**Aim of the exercise**
Make an exact copy of the lines below.

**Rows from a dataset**
::::

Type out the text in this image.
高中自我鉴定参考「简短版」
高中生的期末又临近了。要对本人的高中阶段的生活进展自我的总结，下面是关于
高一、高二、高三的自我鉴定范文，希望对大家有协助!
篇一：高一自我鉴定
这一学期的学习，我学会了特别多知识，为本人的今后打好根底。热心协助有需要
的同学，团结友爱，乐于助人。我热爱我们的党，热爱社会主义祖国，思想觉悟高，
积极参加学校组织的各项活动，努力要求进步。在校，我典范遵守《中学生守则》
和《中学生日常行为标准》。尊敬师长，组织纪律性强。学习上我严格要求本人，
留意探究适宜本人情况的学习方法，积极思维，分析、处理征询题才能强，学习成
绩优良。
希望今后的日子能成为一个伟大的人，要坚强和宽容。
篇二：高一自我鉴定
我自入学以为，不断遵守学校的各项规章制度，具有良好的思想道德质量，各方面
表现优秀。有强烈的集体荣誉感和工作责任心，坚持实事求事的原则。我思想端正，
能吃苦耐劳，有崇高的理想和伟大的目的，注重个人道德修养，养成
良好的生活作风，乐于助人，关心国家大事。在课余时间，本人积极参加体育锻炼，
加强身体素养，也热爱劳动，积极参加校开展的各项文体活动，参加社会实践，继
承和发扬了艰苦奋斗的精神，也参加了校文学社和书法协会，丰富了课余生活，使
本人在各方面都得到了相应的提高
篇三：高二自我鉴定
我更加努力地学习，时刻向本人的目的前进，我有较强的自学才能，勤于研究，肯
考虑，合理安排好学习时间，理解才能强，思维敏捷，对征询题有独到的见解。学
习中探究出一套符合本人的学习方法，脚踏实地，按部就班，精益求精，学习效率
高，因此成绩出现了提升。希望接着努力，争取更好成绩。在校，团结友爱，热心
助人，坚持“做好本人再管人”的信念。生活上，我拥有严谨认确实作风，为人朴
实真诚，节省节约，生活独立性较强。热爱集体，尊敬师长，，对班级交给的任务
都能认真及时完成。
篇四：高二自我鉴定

::::

**Output of the task**
Type out the text in this image.
高中自我鉴定参考「简短版」
高中生的期末又临近了。要对本人的高中阶段的生活进展自我的总结，下面是关于
高一、高二、高三的自我鉴定范文，希望对大家有协助!
篇一：高一自我鉴定
这一学期的学习，我学会了特别多知识，为本人的今后打好根底。热心协助有需要
的同学，团结友爱，乐于助人。我热爱我们的党，热爱社会主义祖国，思想觉悟高，
积极参加学校组织的各项活动，努力要求进步。在校，我典范遵守《中学生守则》
和《中学生日常行为标准》。尊敬师长，组织纪律性强。学习上我严格要求本人，
留意探究适宜本人情况的学习方法，积极思维，分析、处理征询题才能强，学习成
绩优良。
希望今后的日子能成为一个伟大的人，要坚强和宽容。
篇二：高一自我鉴定
我自入学以为，不断遵守学校的各项规章制度，具有良好的思想道德质量，各方面
表现优秀。有强烈的集体荣誉感和工作责任心，坚持实事求事的原则。我思想端正，
能吃苦耐劳，有崇高的理想和伟大的目的，注重个人道德修养，养成
良好的生活作风，乐于助人，关心国家大事。在课余时间，本人积极参加体育锻炼，
加强身体素养，也热爱劳动，积极参加校开展的各项文体活动，参加社会实践，继
承和发扬了艰苦奋斗的精神，也参加了校文学社和书法协会，丰富了课余生活，使
本人在各方面都得到了相应的提高
篇三：高二自我鉴定
我更加努力地学习，时刻向本人的目的前进，我有较强的自学才能，勤于研究，肯
考虑，合理安排好学习时间，理解才能强，思维敏捷，对征询题有独到的见解。学
习中探究出一套符合本人的学习方法，脚踏实地，按部就班，精益求精，学习效率
高，因此成绩出现了提升。希望接着努力，争取更好成绩。在校，团结友爱，热心
助人，坚持“做好本人再管人”的信念。生活上，我拥有严谨认确实作风，为人朴
实真诚，节省节约，生活独立性较强。热爱集体，尊敬师长，，对班级交给的任务
都能认真及时完成。
篇四：高二自我鉴定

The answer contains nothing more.